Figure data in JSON

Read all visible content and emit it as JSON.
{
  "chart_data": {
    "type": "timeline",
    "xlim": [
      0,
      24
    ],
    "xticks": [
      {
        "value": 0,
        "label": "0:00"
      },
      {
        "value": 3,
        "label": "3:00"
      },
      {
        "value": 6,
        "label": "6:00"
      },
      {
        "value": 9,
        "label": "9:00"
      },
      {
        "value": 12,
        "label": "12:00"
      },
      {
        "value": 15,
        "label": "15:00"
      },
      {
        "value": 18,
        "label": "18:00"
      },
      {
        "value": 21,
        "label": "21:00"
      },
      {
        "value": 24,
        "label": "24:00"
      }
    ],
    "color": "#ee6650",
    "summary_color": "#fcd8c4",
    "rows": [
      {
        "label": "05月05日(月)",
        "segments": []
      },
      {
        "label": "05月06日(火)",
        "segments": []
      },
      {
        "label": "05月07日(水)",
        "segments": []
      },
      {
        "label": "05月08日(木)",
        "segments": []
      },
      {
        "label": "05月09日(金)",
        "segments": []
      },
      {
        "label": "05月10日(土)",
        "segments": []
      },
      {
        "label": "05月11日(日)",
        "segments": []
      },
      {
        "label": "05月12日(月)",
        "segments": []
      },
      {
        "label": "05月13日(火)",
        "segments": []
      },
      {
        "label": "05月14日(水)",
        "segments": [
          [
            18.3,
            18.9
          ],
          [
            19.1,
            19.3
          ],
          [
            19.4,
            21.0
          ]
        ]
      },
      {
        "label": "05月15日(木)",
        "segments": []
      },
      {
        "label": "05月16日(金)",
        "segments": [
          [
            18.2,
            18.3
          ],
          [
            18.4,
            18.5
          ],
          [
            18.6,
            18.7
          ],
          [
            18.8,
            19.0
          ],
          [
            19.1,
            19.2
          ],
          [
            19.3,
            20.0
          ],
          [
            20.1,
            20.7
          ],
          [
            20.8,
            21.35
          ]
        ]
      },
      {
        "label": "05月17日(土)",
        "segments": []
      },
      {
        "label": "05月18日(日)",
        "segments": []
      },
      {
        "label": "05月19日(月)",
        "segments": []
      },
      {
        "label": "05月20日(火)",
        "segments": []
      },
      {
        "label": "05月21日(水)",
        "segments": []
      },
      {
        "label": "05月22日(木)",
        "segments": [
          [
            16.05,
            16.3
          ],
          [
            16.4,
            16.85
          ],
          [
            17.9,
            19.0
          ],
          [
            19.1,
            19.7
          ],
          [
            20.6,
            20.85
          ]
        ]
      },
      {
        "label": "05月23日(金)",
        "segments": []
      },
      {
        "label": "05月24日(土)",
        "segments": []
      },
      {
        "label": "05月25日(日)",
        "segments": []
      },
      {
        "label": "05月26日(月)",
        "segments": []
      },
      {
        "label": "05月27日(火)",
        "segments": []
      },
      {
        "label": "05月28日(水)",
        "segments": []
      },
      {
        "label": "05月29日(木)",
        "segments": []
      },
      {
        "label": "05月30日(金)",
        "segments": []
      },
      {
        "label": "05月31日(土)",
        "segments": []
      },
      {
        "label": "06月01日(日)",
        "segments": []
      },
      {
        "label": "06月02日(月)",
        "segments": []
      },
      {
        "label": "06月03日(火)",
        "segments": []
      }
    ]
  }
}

THE TASK: Search the entries for the word "value", then gather every line that has it.

CORRECT OUTPUT:
        "value": 0,
        "value": 3,
        "value": 6,
        "value": 9,
        "value": 12,
        "value": 15,
        "value": 18,
        "value": 21,
        "value": 24,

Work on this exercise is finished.